*What is asked*
Could you put every line from the one containing "Annotate this image: element" down to the one containing "Ellipse shape <box>525 478 531 481</box>", both included, into a JSON list of strings, one string per line and no blank lines?

*Exercise data*
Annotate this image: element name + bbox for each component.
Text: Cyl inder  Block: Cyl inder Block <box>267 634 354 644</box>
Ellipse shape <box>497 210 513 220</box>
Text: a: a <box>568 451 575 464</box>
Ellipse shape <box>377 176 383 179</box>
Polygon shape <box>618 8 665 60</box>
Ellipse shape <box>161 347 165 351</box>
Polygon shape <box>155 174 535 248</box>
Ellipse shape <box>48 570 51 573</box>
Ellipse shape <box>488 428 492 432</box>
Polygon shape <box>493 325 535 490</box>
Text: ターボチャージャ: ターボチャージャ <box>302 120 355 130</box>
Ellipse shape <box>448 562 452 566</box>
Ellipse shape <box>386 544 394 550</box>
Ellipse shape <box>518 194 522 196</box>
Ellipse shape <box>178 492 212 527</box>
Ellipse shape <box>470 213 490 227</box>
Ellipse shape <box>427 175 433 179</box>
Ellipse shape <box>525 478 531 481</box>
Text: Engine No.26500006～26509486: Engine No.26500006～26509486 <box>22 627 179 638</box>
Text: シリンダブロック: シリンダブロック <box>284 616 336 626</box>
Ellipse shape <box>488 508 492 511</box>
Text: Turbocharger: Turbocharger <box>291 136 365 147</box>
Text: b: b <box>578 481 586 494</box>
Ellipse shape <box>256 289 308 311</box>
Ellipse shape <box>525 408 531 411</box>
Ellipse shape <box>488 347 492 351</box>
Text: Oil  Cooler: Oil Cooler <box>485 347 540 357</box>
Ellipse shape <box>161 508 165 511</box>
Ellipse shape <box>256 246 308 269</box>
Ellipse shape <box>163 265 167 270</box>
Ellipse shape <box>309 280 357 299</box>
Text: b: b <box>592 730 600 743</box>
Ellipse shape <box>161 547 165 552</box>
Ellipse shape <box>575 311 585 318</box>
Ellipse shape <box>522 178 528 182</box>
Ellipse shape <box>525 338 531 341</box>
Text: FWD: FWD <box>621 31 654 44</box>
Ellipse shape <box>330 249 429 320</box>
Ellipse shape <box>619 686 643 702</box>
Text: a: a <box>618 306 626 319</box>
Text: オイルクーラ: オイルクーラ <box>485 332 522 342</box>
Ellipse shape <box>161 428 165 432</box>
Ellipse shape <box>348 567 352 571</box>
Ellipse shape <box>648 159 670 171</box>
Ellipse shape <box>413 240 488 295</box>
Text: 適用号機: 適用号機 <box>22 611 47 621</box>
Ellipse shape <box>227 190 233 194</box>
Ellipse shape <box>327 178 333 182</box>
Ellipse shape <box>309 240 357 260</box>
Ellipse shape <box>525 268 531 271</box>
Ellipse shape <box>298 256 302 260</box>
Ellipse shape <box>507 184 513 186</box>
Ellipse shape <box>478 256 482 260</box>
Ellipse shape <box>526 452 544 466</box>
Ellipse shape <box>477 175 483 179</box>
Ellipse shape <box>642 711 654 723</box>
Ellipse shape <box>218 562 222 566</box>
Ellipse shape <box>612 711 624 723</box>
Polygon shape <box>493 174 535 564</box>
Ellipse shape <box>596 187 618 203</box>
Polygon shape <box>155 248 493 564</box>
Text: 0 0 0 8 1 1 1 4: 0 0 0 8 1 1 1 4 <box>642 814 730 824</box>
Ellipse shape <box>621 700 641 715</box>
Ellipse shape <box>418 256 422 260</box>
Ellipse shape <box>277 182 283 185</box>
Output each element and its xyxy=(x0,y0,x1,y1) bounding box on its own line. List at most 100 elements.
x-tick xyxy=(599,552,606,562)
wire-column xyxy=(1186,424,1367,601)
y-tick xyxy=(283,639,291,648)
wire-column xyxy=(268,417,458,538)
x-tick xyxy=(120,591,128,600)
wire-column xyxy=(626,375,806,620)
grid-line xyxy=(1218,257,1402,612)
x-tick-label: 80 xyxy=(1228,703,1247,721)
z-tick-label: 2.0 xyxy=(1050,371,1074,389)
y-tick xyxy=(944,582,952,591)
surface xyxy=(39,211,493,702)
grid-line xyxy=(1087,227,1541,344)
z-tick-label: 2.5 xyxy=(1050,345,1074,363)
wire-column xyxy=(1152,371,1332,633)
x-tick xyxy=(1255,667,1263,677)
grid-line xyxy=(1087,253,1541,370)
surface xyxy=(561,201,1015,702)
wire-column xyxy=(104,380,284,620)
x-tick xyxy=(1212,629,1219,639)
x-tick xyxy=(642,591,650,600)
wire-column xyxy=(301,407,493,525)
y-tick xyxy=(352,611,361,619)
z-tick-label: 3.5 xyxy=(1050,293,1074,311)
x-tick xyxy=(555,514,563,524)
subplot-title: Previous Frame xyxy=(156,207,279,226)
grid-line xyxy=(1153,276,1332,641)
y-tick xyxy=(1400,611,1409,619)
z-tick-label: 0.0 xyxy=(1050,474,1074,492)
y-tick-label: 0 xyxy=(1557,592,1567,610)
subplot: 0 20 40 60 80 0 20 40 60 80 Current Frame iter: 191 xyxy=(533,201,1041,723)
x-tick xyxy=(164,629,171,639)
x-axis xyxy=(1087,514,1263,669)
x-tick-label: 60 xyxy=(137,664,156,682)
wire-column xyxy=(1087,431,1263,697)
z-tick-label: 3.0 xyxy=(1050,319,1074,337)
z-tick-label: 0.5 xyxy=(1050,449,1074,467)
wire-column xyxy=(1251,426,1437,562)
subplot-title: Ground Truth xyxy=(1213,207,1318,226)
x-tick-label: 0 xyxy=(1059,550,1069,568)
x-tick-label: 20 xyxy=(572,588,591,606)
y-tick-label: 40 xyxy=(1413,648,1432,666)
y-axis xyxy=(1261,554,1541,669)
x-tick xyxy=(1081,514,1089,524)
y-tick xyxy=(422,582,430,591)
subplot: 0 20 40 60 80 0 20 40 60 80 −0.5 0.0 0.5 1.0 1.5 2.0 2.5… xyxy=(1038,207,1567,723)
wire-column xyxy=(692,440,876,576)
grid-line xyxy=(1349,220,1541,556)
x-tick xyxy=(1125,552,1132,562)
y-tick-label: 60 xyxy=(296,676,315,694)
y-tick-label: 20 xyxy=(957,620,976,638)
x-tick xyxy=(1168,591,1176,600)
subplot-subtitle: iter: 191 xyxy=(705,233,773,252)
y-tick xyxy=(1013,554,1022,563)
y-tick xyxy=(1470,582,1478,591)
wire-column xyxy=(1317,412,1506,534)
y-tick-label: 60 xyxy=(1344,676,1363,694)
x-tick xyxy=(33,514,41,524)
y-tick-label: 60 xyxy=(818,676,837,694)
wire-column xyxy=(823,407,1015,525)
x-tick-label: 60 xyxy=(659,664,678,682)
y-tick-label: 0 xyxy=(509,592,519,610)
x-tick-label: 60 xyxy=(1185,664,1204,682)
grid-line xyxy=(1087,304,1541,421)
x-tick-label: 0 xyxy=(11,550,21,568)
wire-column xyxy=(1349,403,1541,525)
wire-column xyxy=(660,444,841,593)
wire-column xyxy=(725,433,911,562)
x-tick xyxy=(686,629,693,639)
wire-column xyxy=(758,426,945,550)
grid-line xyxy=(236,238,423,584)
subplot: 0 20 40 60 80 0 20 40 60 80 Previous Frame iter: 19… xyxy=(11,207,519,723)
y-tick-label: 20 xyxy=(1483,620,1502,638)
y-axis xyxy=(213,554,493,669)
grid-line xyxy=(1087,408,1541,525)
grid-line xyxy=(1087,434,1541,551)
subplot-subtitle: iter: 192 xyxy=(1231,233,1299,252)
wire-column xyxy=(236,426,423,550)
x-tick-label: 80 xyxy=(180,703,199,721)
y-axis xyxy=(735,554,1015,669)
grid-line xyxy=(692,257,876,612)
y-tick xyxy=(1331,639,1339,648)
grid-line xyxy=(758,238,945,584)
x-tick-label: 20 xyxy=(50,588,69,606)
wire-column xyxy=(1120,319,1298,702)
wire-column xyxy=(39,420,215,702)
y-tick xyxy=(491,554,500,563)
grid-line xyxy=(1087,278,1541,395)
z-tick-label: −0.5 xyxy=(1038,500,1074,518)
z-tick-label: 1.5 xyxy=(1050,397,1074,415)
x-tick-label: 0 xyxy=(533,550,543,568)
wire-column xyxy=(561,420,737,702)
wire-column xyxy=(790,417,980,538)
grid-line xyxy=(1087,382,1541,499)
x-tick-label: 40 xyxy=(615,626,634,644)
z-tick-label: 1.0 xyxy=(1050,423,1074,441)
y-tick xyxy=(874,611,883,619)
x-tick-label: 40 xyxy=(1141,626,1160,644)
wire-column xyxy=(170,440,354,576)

==

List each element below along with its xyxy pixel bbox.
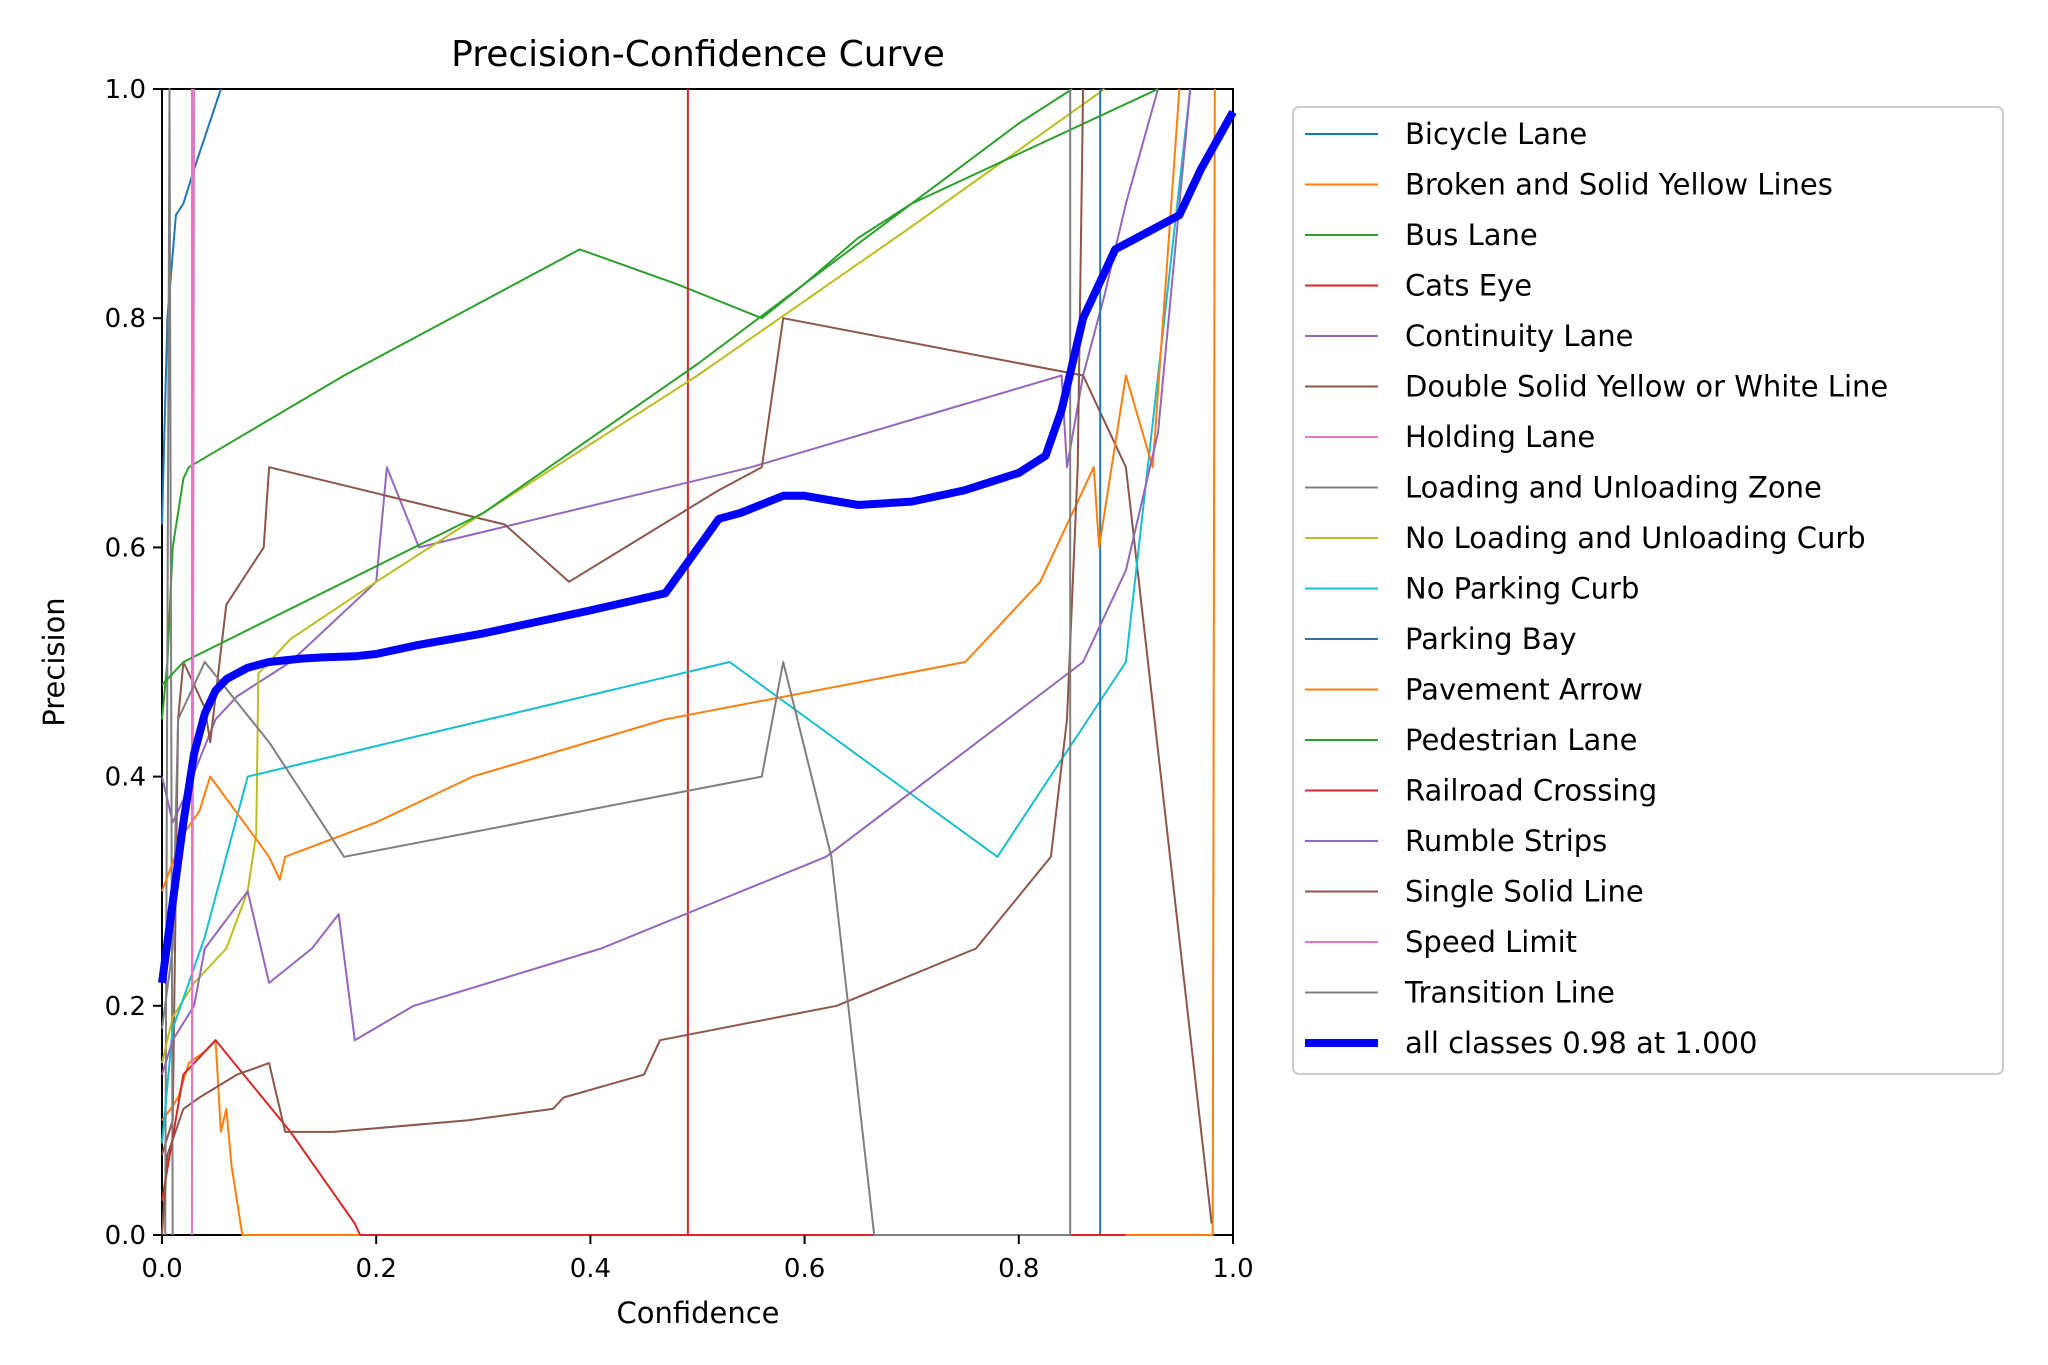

--

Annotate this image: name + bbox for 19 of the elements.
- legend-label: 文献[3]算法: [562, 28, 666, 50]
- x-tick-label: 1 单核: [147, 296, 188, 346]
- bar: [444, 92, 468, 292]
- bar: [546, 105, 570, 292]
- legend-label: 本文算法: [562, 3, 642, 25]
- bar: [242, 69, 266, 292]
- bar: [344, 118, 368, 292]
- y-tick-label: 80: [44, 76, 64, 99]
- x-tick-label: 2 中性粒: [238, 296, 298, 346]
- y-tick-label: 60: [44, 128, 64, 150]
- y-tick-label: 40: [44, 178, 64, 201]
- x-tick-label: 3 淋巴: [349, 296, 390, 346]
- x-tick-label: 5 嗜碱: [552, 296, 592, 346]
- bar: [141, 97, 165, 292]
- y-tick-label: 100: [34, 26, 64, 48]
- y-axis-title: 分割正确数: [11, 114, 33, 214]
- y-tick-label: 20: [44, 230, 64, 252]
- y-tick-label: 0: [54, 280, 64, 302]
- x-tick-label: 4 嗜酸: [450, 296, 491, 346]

*Reply to the exercise*
[
  "Annotate this image: element name + bbox for each component.",
  "Text: Cyl inder  Block: Cyl inder Block <box>267 634 354 644</box>",
  "Ellipse shape <box>497 210 513 220</box>",
  "Text: a: a <box>568 451 575 464</box>",
  "Ellipse shape <box>377 176 383 179</box>",
  "Polygon shape <box>618 8 665 60</box>",
  "Ellipse shape <box>161 347 165 351</box>",
  "Polygon shape <box>155 174 535 248</box>",
  "Ellipse shape <box>48 570 51 573</box>",
  "Ellipse shape <box>488 428 492 432</box>",
  "Polygon shape <box>493 325 535 490</box>",
  "Text: ターボチャージャ: ターボチャージャ <box>302 120 355 130</box>",
  "Ellipse shape <box>448 562 452 566</box>",
  "Ellipse shape <box>386 544 394 550</box>",
  "Ellipse shape <box>518 194 522 196</box>",
  "Ellipse shape <box>178 492 212 527</box>",
  "Ellipse shape <box>470 213 490 227</box>",
  "Ellipse shape <box>427 175 433 179</box>",
  "Ellipse shape <box>525 478 531 481</box>"
]